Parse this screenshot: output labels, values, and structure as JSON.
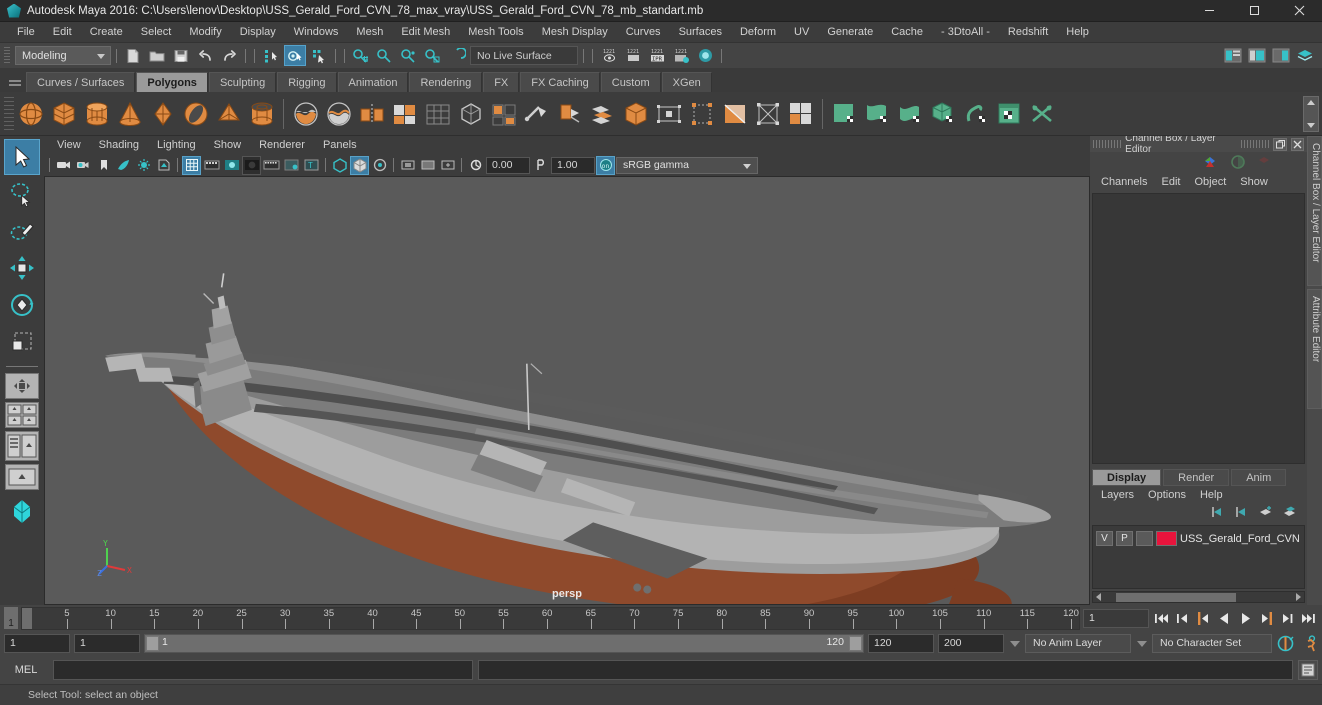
{
  "window": {
    "title": "Autodesk Maya 2016: C:\\Users\\lenov\\Desktop\\USS_Gerald_Ford_CVN_78_max_vray\\USS_Gerald_Ford_CVN_78_mb_standart.mb",
    "app_icon": "maya-icon",
    "minimize": "minimize-button",
    "maximize": "maximize-button",
    "close": "close-button"
  },
  "menubar": {
    "items": [
      {
        "label": "File"
      },
      {
        "label": "Edit"
      },
      {
        "label": "Create"
      },
      {
        "label": "Select"
      },
      {
        "label": "Modify"
      },
      {
        "label": "Display"
      },
      {
        "label": "Windows"
      },
      {
        "label": "Mesh"
      },
      {
        "label": "Edit Mesh"
      },
      {
        "label": "Mesh Tools"
      },
      {
        "label": "Mesh Display"
      },
      {
        "label": "Curves"
      },
      {
        "label": "Surfaces"
      },
      {
        "label": "Deform"
      },
      {
        "label": "UV"
      },
      {
        "label": "Generate"
      },
      {
        "label": "Cache"
      },
      {
        "label": "- 3DtoAll -"
      },
      {
        "label": "Redshift"
      },
      {
        "label": "Help"
      }
    ]
  },
  "statusline": {
    "menu_set": "Modeling",
    "live_surface": "No Live Surface",
    "icons": [
      "new-scene-icon",
      "open-scene-icon",
      "save-scene-icon",
      "undo-icon",
      "redo-icon",
      "select-by-hierarchy-icon",
      "select-by-object-icon",
      "select-by-component-icon",
      "snap-to-grid-icon",
      "snap-to-curve-icon",
      "snap-to-point-icon",
      "snap-to-projected-center-icon",
      "snap-to-view-plane-icon",
      "render-current-frame-icon",
      "render-sequence-icon",
      "ipr-render-icon",
      "render-settings-icon",
      "hypershade-icon"
    ],
    "right_icons": [
      "sidebar-attribute-editor-icon",
      "sidebar-tool-settings-icon",
      "sidebar-channel-box-icon",
      "sidebar-layers-icon"
    ]
  },
  "shelf": {
    "tabs": [
      {
        "label": "Curves / Surfaces",
        "active": false
      },
      {
        "label": "Polygons",
        "active": true
      },
      {
        "label": "Sculpting",
        "active": false
      },
      {
        "label": "Rigging",
        "active": false
      },
      {
        "label": "Animation",
        "active": false
      },
      {
        "label": "Rendering",
        "active": false
      },
      {
        "label": "FX",
        "active": false
      },
      {
        "label": "FX Caching",
        "active": false
      },
      {
        "label": "Custom",
        "active": false
      },
      {
        "label": "XGen",
        "active": false
      }
    ],
    "icons": [
      "poly-sphere-icon",
      "poly-cube-icon",
      "poly-cylinder-icon",
      "poly-cone-icon",
      "poly-platonic-icon",
      "poly-torus-icon",
      "poly-pyramid-icon",
      "poly-pipe-icon",
      "boolean-union-icon",
      "boolean-difference-icon",
      "mirror-geometry-icon",
      "combine-icon",
      "separate-icon",
      "smooth-icon",
      "extrude-icon",
      "bevel-icon",
      "multi-cut-icon",
      "target-weld-icon",
      "bridge-icon",
      "fill-hole-icon",
      "append-polygon-icon",
      "insert-edge-loop-icon",
      "offset-edge-loop-icon",
      "poly-split-icon",
      "quad-draw-icon",
      "uv-planar-icon",
      "uv-cylindrical-icon",
      "uv-spherical-icon",
      "uv-automatic-icon",
      "uv-unfold-icon",
      "uv-editor-icon",
      "uv-cut-icon"
    ]
  },
  "toolbox": {
    "tools": [
      {
        "name": "select-tool",
        "active": true
      },
      {
        "name": "lasso-select-tool",
        "active": false
      },
      {
        "name": "paint-select-tool",
        "active": false
      },
      {
        "name": "move-tool",
        "active": false
      },
      {
        "name": "rotate-tool",
        "active": false
      },
      {
        "name": "scale-tool",
        "active": false
      }
    ],
    "layouts": [
      "single-perspective-layout",
      "four-view-layout",
      "outliner-persp-layout",
      "hypergraph-persp-layout",
      "persp-graph-layout"
    ]
  },
  "viewport": {
    "panel_menus": [
      {
        "label": "View"
      },
      {
        "label": "Shading"
      },
      {
        "label": "Lighting"
      },
      {
        "label": "Show"
      },
      {
        "label": "Renderer"
      },
      {
        "label": "Panels"
      }
    ],
    "camera_label": "persp",
    "exposure": "0.00",
    "gamma": "1.00",
    "color_management": "sRGB gamma",
    "toolbar_icons": [
      "select-camera-icon",
      "camera-attributes-icon",
      "bookmark-icon",
      "image-plane-icon",
      "two-sided-lighting-icon",
      "shadows-icon",
      "wireframe-icon",
      "smooth-shade-icon",
      "shaded-icon",
      "textured-icon",
      "lights-icon",
      "xray-icon",
      "xray-joints-icon",
      "isolate-select-icon",
      "grid-icon",
      "film-gate-icon",
      "resolution-gate-icon",
      "exposure-icon",
      "gamma-icon",
      "color-management-toggle-icon"
    ],
    "model": {
      "name": "USS_Gerald_Ford_CVN_78",
      "hull_color": "#8f4a2c",
      "deck_color": "#8c8c8c",
      "flightdeck_color": "#6e6e6e",
      "background_color": "#5a5a5a"
    },
    "axis": {
      "x": "X",
      "y": "Y",
      "z": "Z"
    }
  },
  "channel_box": {
    "title": "Channel Box / Layer Editor",
    "menus": [
      {
        "label": "Channels"
      },
      {
        "label": "Edit"
      },
      {
        "label": "Object"
      },
      {
        "label": "Show"
      }
    ],
    "icons": [
      "channel-box-icon",
      "attribute-editor-icon",
      "layer-editor-icon"
    ],
    "window_buttons": [
      "undock-button",
      "close-button"
    ]
  },
  "layer_editor": {
    "tabs": [
      {
        "label": "Display",
        "active": true
      },
      {
        "label": "Render",
        "active": false
      },
      {
        "label": "Anim",
        "active": false
      }
    ],
    "menus": [
      {
        "label": "Layers"
      },
      {
        "label": "Options"
      },
      {
        "label": "Help"
      }
    ],
    "toolbar_icons": [
      "move-layer-up-icon",
      "move-layer-down-icon",
      "new-layer-icon",
      "new-layer-from-selected-icon"
    ],
    "layers": [
      {
        "visibility": "V",
        "playback": "P",
        "display_type": "",
        "color": "#e8143c",
        "name": "USS_Gerald_Ford_CVN"
      }
    ]
  },
  "side_tabs": [
    {
      "label": "Channel Box / Layer Editor"
    },
    {
      "label": "Attribute Editor"
    }
  ],
  "timeline": {
    "start": 1,
    "end": 120,
    "current_frame": "1",
    "ticks": [
      5,
      10,
      15,
      20,
      25,
      30,
      35,
      40,
      45,
      50,
      55,
      60,
      65,
      70,
      75,
      80,
      85,
      90,
      95,
      100,
      105,
      110,
      115,
      120
    ],
    "current_frame_field": "1",
    "transport_buttons": [
      "go-to-start-icon",
      "step-back-frame-icon",
      "step-back-key-icon",
      "play-backwards-icon",
      "play-forwards-icon",
      "step-forward-key-icon",
      "step-forward-frame-icon",
      "go-to-end-icon"
    ]
  },
  "range_slider": {
    "anim_start": "1",
    "playback_start": "1",
    "bar_start_label": "1",
    "bar_end_label": "120",
    "playback_end": "120",
    "anim_end": "200",
    "anim_layer": "No Anim Layer",
    "character_set": "No Character Set",
    "icons": [
      "auto-keyframe-icon",
      "animation-preferences-icon"
    ]
  },
  "command_line": {
    "language_label": "MEL",
    "input_value": "",
    "input_placeholder": "",
    "output_value": "",
    "script_editor_icon": "script-editor-icon"
  },
  "help_line": {
    "text": "Select Tool: select an object"
  }
}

◆ ◆ ◆

> Short exercise: Images in the records should not be copied. Repeat all the rest exactly.

> Result of this exercise:
Parse this screenshot: output labels, values, and structure as JSON.
{
  "window": {
    "title": "Autodesk Maya 2016: C:\\Users\\lenov\\Desktop\\USS_Gerald_Ford_CVN_78_max_vray\\USS_Gerald_Ford_CVN_78_mb_standart.mb",
    "app_icon": "maya-icon",
    "minimize": "minimize-button",
    "maximize": "maximize-button",
    "close": "close-button"
  },
  "menubar": {
    "items": [
      {
        "label": "File"
      },
      {
        "label": "Edit"
      },
      {
        "label": "Create"
      },
      {
        "label": "Select"
      },
      {
        "label": "Modify"
      },
      {
        "label": "Display"
      },
      {
        "label": "Windows"
      },
      {
        "label": "Mesh"
      },
      {
        "label": "Edit Mesh"
      },
      {
        "label": "Mesh Tools"
      },
      {
        "label": "Mesh Display"
      },
      {
        "label": "Curves"
      },
      {
        "label": "Surfaces"
      },
      {
        "label": "Deform"
      },
      {
        "label": "UV"
      },
      {
        "label": "Generate"
      },
      {
        "label": "Cache"
      },
      {
        "label": "- 3DtoAll -"
      },
      {
        "label": "Redshift"
      },
      {
        "label": "Help"
      }
    ]
  },
  "statusline": {
    "menu_set": "Modeling",
    "live_surface": "No Live Surface",
    "icons": [
      "new-scene-icon",
      "open-scene-icon",
      "save-scene-icon",
      "undo-icon",
      "redo-icon",
      "select-by-hierarchy-icon",
      "select-by-object-icon",
      "select-by-component-icon",
      "snap-to-grid-icon",
      "snap-to-curve-icon",
      "snap-to-point-icon",
      "snap-to-projected-center-icon",
      "snap-to-view-plane-icon",
      "render-current-frame-icon",
      "render-sequence-icon",
      "ipr-render-icon",
      "render-settings-icon",
      "hypershade-icon"
    ],
    "right_icons": [
      "sidebar-attribute-editor-icon",
      "sidebar-tool-settings-icon",
      "sidebar-channel-box-icon",
      "sidebar-layers-icon"
    ]
  },
  "shelf": {
    "tabs": [
      {
        "label": "Curves / Surfaces",
        "active": false
      },
      {
        "label": "Polygons",
        "active": true
      },
      {
        "label": "Sculpting",
        "active": false
      },
      {
        "label": "Rigging",
        "active": false
      },
      {
        "label": "Animation",
        "active": false
      },
      {
        "label": "Rendering",
        "active": false
      },
      {
        "label": "FX",
        "active": false
      },
      {
        "label": "FX Caching",
        "active": false
      },
      {
        "label": "Custom",
        "active": false
      },
      {
        "label": "XGen",
        "active": false
      }
    ],
    "icons": [
      "poly-sphere-icon",
      "poly-cube-icon",
      "poly-cylinder-icon",
      "poly-cone-icon",
      "poly-platonic-icon",
      "poly-torus-icon",
      "poly-pyramid-icon",
      "poly-pipe-icon",
      "boolean-union-icon",
      "boolean-difference-icon",
      "mirror-geometry-icon",
      "combine-icon",
      "separate-icon",
      "smooth-icon",
      "extrude-icon",
      "bevel-icon",
      "multi-cut-icon",
      "target-weld-icon",
      "bridge-icon",
      "fill-hole-icon",
      "append-polygon-icon",
      "insert-edge-loop-icon",
      "offset-edge-loop-icon",
      "poly-split-icon",
      "quad-draw-icon",
      "uv-planar-icon",
      "uv-cylindrical-icon",
      "uv-spherical-icon",
      "uv-automatic-icon",
      "uv-unfold-icon",
      "uv-editor-icon",
      "uv-cut-icon"
    ]
  },
  "toolbox": {
    "tools": [
      {
        "name": "select-tool",
        "active": true
      },
      {
        "name": "lasso-select-tool",
        "active": false
      },
      {
        "name": "paint-select-tool",
        "active": false
      },
      {
        "name": "move-tool",
        "active": false
      },
      {
        "name": "rotate-tool",
        "active": false
      },
      {
        "name": "scale-tool",
        "active": false
      }
    ],
    "layouts": [
      "single-perspective-layout",
      "four-view-layout",
      "outliner-persp-layout",
      "hypergraph-persp-layout",
      "persp-graph-layout"
    ]
  },
  "viewport": {
    "panel_menus": [
      {
        "label": "View"
      },
      {
        "label": "Shading"
      },
      {
        "label": "Lighting"
      },
      {
        "label": "Show"
      },
      {
        "label": "Renderer"
      },
      {
        "label": "Panels"
      }
    ],
    "camera_label": "persp",
    "exposure": "0.00",
    "gamma": "1.00",
    "color_management": "sRGB gamma",
    "toolbar_icons": [
      "select-camera-icon",
      "camera-attributes-icon",
      "bookmark-icon",
      "image-plane-icon",
      "two-sided-lighting-icon",
      "shadows-icon",
      "wireframe-icon",
      "smooth-shade-icon",
      "shaded-icon",
      "textured-icon",
      "lights-icon",
      "xray-icon",
      "xray-joints-icon",
      "isolate-select-icon",
      "grid-icon",
      "film-gate-icon",
      "resolution-gate-icon",
      "exposure-icon",
      "gamma-icon",
      "color-management-toggle-icon"
    ],
    "model": {
      "name": "USS_Gerald_Ford_CVN_78",
      "hull_color": "#8f4a2c",
      "deck_color": "#8c8c8c",
      "flightdeck_color": "#6e6e6e",
      "background_color": "#5a5a5a"
    },
    "axis": {
      "x": "X",
      "y": "Y",
      "z": "Z"
    }
  },
  "channel_box": {
    "title": "Channel Box / Layer Editor",
    "menus": [
      {
        "label": "Channels"
      },
      {
        "label": "Edit"
      },
      {
        "label": "Object"
      },
      {
        "label": "Show"
      }
    ],
    "icons": [
      "channel-box-icon",
      "attribute-editor-icon",
      "layer-editor-icon"
    ],
    "window_buttons": [
      "undock-button",
      "close-button"
    ]
  },
  "layer_editor": {
    "tabs": [
      {
        "label": "Display",
        "active": true
      },
      {
        "label": "Render",
        "active": false
      },
      {
        "label": "Anim",
        "active": false
      }
    ],
    "menus": [
      {
        "label": "Layers"
      },
      {
        "label": "Options"
      },
      {
        "label": "Help"
      }
    ],
    "toolbar_icons": [
      "move-layer-up-icon",
      "move-layer-down-icon",
      "new-layer-icon",
      "new-layer-from-selected-icon"
    ],
    "layers": [
      {
        "visibility": "V",
        "playback": "P",
        "display_type": "",
        "color": "#e8143c",
        "name": "USS_Gerald_Ford_CVN"
      }
    ]
  },
  "side_tabs": [
    {
      "label": "Channel Box / Layer Editor"
    },
    {
      "label": "Attribute Editor"
    }
  ],
  "timeline": {
    "start": 1,
    "end": 120,
    "current_frame": "1",
    "ticks": [
      5,
      10,
      15,
      20,
      25,
      30,
      35,
      40,
      45,
      50,
      55,
      60,
      65,
      70,
      75,
      80,
      85,
      90,
      95,
      100,
      105,
      110,
      115,
      120
    ],
    "current_frame_field": "1",
    "transport_buttons": [
      "go-to-start-icon",
      "step-back-frame-icon",
      "step-back-key-icon",
      "play-backwards-icon",
      "play-forwards-icon",
      "step-forward-key-icon",
      "step-forward-frame-icon",
      "go-to-end-icon"
    ]
  },
  "range_slider": {
    "anim_start": "1",
    "playback_start": "1",
    "bar_start_label": "1",
    "bar_end_label": "120",
    "playback_end": "120",
    "anim_end": "200",
    "anim_layer": "No Anim Layer",
    "character_set": "No Character Set",
    "icons": [
      "auto-keyframe-icon",
      "animation-preferences-icon"
    ]
  },
  "command_line": {
    "language_label": "MEL",
    "input_value": "",
    "input_placeholder": "",
    "output_value": "",
    "script_editor_icon": "script-editor-icon"
  },
  "help_line": {
    "text": "Select Tool: select an object"
  }
}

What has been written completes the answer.